▸ EXCERPTED PASSAGE:
▼▼▼
When I met my husband, Jim, in California he was still in the Navy Reserve. He’d signed up for six years and been on active duty in the Seventh Fleet for two. He still had his duffel, his pee coat, his buzz cut, his Navy “whites” and, thankfully, the GI Bill to finish his education. That’s one reason many young men and women from less than privileged backgrounds sign up. But when Jim was in the Navy, it was a peacetime Navy. These days, deployments to war zones are not the exception, they are the rule. Too many are returning maimed and traumatized. Dreams of a secure future are shattered. And is the world safer? I wonder.
▲▲▲
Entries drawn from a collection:
▼▼▼
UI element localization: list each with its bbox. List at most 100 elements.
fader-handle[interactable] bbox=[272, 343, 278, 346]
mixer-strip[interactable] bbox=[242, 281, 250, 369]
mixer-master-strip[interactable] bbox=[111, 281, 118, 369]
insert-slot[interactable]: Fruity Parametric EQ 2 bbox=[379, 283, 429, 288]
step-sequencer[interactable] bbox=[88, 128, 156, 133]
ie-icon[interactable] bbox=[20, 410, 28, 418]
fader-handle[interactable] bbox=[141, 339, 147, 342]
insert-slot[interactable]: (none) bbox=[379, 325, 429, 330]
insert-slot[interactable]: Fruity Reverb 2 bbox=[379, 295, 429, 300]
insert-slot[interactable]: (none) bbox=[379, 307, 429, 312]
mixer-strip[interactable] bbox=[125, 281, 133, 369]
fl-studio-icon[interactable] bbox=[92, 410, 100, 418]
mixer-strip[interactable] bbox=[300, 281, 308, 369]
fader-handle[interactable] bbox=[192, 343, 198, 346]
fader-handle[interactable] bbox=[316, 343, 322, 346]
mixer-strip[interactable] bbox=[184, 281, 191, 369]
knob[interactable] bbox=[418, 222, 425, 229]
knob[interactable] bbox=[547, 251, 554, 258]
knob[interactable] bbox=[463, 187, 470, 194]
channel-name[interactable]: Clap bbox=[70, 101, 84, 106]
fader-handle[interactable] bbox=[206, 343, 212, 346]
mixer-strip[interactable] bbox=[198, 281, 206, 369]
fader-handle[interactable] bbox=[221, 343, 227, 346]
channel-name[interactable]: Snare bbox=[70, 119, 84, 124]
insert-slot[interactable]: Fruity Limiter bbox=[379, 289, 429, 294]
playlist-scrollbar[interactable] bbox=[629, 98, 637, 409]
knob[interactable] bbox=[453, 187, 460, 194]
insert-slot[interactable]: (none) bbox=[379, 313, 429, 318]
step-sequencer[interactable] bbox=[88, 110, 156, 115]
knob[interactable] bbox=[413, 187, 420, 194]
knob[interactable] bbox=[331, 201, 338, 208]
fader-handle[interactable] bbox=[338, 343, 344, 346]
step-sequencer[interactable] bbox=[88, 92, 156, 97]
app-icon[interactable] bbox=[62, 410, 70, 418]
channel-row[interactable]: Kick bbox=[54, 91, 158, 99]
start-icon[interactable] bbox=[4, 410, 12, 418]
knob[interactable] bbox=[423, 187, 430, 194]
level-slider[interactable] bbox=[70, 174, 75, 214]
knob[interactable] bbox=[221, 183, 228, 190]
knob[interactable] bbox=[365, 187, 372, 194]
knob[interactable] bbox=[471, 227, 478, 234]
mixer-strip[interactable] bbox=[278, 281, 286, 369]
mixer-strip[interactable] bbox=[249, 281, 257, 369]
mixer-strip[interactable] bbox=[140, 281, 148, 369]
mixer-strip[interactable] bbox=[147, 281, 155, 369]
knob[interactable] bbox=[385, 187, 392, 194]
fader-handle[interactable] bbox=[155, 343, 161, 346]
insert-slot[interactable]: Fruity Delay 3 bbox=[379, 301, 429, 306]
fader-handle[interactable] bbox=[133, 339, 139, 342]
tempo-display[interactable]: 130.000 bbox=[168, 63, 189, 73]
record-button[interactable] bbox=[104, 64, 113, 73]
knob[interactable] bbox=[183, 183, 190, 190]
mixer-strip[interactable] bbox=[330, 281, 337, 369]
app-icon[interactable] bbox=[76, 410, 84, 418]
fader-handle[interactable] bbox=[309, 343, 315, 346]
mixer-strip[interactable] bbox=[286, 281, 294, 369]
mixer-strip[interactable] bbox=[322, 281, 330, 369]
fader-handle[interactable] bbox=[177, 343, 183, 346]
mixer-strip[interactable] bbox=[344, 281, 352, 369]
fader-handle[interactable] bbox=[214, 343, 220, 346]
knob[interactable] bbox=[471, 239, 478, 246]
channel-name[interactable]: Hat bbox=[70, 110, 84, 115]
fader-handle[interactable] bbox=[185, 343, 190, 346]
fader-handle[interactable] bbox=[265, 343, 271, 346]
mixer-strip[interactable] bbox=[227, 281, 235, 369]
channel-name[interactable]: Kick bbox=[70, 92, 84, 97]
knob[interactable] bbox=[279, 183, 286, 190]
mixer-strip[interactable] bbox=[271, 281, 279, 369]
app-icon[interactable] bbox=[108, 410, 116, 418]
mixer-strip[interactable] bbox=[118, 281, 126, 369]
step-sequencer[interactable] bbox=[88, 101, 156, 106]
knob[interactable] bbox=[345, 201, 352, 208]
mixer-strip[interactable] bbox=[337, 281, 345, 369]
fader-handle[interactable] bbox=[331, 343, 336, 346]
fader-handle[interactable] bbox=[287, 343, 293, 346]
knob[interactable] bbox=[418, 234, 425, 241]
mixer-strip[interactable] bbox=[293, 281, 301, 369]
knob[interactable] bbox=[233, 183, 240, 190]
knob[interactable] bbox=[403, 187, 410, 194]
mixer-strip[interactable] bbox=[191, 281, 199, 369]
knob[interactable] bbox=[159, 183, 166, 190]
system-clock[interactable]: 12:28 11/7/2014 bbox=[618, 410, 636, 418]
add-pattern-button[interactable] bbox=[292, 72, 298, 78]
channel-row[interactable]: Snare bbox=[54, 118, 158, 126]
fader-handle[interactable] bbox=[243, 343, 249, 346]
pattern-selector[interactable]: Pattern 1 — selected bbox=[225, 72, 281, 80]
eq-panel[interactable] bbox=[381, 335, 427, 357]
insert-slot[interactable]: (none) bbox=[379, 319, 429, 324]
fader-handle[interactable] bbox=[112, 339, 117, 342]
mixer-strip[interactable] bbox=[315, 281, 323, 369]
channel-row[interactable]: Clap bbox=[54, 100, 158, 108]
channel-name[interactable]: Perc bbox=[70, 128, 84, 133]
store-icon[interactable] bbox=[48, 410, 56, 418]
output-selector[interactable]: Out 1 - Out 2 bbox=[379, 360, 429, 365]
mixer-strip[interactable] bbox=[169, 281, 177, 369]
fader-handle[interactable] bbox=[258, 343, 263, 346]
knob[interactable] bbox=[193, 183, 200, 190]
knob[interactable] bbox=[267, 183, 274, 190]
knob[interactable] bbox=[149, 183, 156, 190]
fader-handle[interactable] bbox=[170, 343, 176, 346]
▲▲▲
▸ TASK LIST:
(A) In the Navy passage, in which fleet did Jim serve on active duty?
(B) Rewrite the paragraph of the Navy passage that begins "When I met my husband, Jim," more briefly, keeping its main facts.
The rows are separate material and are unrelated to the Navy passage.

▸ EXPECTED RESULTS:
(A) The Seventh Fleet.

(B) When I met Jim in California, he was still in the Navy Reserve. He had signed up for six years and served two on active duty in the Seventh Fleet, and the GI Bill let him finish his education, which is one reason many young people from less privileged backgrounds enlist. His was a peacetime Navy. Today, deployments to war zones are the rule, and too many return maimed and traumatized, their dreams of a secure future shattered. I wonder whether the world is any safer.